*Task description*
Your task is to copy every record exactly.

*Rows*
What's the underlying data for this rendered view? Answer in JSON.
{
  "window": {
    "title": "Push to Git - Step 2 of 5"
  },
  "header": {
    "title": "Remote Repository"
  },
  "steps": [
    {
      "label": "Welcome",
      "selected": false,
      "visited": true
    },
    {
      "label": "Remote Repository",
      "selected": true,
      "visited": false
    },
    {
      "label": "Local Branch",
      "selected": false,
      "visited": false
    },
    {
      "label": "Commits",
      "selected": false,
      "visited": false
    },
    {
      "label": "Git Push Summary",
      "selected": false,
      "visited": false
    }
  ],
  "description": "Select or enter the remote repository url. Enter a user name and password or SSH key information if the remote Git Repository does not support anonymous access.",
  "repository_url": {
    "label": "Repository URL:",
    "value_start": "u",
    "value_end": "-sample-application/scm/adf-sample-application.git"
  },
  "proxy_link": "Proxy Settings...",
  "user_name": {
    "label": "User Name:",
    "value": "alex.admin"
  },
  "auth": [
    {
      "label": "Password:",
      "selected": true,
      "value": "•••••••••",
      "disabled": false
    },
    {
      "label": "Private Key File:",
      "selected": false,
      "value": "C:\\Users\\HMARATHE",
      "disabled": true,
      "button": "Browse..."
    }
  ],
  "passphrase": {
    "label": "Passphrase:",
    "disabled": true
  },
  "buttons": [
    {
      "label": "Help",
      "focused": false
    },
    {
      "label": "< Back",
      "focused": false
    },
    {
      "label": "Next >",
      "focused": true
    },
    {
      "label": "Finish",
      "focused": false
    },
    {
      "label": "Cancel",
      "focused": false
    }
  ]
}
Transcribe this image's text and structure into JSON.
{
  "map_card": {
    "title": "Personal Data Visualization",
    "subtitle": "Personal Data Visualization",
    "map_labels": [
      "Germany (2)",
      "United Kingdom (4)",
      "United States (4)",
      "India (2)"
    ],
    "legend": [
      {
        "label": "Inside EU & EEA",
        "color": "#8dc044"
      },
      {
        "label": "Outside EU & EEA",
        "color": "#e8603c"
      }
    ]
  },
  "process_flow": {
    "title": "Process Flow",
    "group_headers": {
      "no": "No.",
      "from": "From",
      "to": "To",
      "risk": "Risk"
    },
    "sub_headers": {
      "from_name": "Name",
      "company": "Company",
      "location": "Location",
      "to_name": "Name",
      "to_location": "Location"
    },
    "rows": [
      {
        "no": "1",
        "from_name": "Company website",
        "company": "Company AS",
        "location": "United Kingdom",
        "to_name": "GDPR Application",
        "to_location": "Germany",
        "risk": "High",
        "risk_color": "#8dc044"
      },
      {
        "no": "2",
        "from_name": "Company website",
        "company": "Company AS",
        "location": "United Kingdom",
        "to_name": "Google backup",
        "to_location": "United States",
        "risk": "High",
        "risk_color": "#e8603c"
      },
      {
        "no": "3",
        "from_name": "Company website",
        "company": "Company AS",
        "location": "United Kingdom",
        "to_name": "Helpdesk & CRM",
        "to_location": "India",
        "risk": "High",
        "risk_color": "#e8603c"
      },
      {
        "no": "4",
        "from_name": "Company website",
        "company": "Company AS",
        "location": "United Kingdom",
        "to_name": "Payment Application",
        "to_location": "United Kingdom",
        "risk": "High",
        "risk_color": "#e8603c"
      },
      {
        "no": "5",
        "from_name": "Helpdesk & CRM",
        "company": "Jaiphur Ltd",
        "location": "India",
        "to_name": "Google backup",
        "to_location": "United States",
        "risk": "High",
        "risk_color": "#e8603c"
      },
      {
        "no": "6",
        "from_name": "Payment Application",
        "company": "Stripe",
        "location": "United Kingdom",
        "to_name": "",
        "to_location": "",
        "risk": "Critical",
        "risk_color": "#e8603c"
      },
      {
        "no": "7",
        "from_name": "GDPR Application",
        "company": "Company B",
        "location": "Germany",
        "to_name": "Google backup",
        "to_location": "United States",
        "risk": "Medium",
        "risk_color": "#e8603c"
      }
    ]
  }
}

*Solution to the exercise*
What's the underlying data for this rendered view? Answer in JSON.
{
  "window": {
    "title": "Push to Git - Step 2 of 5"
  },
  "header": {
    "title": "Remote Repository"
  },
  "steps": [
    {
      "label": "Welcome",
      "selected": false,
      "visited": true
    },
    {
      "label": "Remote Repository",
      "selected": true,
      "visited": false
    },
    {
      "label": "Local Branch",
      "selected": false,
      "visited": false
    },
    {
      "label": "Commits",
      "selected": false,
      "visited": false
    },
    {
      "label": "Git Push Summary",
      "selected": false,
      "visited": false
    }
  ],
  "description": "Select or enter the remote repository url. Enter a user name and password or SSH key information if the remote Git Repository does not support anonymous access.",
  "repository_url": {
    "label": "Repository URL:",
    "value_start": "u",
    "value_end": "-sample-application/scm/adf-sample-application.git"
  },
  "proxy_link": "Proxy Settings...",
  "user_name": {
    "label": "User Name:",
    "value": "alex.admin"
  },
  "auth": [
    {
      "label": "Password:",
      "selected": true,
      "value": "•••••••••",
      "disabled": false
    },
    {
      "label": "Private Key File:",
      "selected": false,
      "value": "C:\\Users\\HMARATHE",
      "disabled": true,
      "button": "Browse..."
    }
  ],
  "passphrase": {
    "label": "Passphrase:",
    "disabled": true
  },
  "buttons": [
    {
      "label": "Help",
      "focused": false
    },
    {
      "label": "< Back",
      "focused": false
    },
    {
      "label": "Next >",
      "focused": true
    },
    {
      "label": "Finish",
      "focused": false
    },
    {
      "label": "Cancel",
      "focused": false
    }
  ]
}
Transcribe this image's text and structure into JSON.
{
  "map_card": {
    "title": "Personal Data Visualization",
    "subtitle": "Personal Data Visualization",
    "map_labels": [
      "Germany (2)",
      "United Kingdom (4)",
      "United States (4)",
      "India (2)"
    ],
    "legend": [
      {
        "label": "Inside EU & EEA",
        "color": "#8dc044"
      },
      {
        "label": "Outside EU & EEA",
        "color": "#e8603c"
      }
    ]
  },
  "process_flow": {
    "title": "Process Flow",
    "group_headers": {
      "no": "No.",
      "from": "From",
      "to": "To",
      "risk": "Risk"
    },
    "sub_headers": {
      "from_name": "Name",
      "company": "Company",
      "location": "Location",
      "to_name": "Name",
      "to_location": "Location"
    },
    "rows": [
      {
        "no": "1",
        "from_name": "Company website",
        "company": "Company AS",
        "location": "United Kingdom",
        "to_name": "GDPR Application",
        "to_location": "Germany",
        "risk": "High",
        "risk_color": "#8dc044"
      },
      {
        "no": "2",
        "from_name": "Company website",
        "company": "Company AS",
        "location": "United Kingdom",
        "to_name": "Google backup",
        "to_location": "United States",
        "risk": "High",
        "risk_color": "#e8603c"
      },
      {
        "no": "3",
        "from_name": "Company website",
        "company": "Company AS",
        "location": "United Kingdom",
        "to_name": "Helpdesk & CRM",
        "to_location": "India",
        "risk": "High",
        "risk_color": "#e8603c"
      },
      {
        "no": "4",
        "from_name": "Company website",
        "company": "Company AS",
        "location": "United Kingdom",
        "to_name": "Payment Application",
        "to_location": "United Kingdom",
        "risk": "High",
        "risk_color": "#e8603c"
      },
      {
        "no": "5",
        "from_name": "Helpdesk & CRM",
        "company": "Jaiphur Ltd",
        "location": "India",
        "to_name": "Google backup",
        "to_location": "United States",
        "risk": "High",
        "risk_color": "#e8603c"
      },
      {
        "no": "6",
        "from_name": "Payment Application",
        "company": "Stripe",
        "location": "United Kingdom",
        "to_name": "",
        "to_location": "",
        "risk": "Critical",
        "risk_color": "#e8603c"
      },
      {
        "no": "7",
        "from_name": "GDPR Application",
        "company": "Company B",
        "location": "Germany",
        "to_name": "Google backup",
        "to_location": "United States",
        "risk": "Medium",
        "risk_color": "#e8603c"
      }
    ]
  }
}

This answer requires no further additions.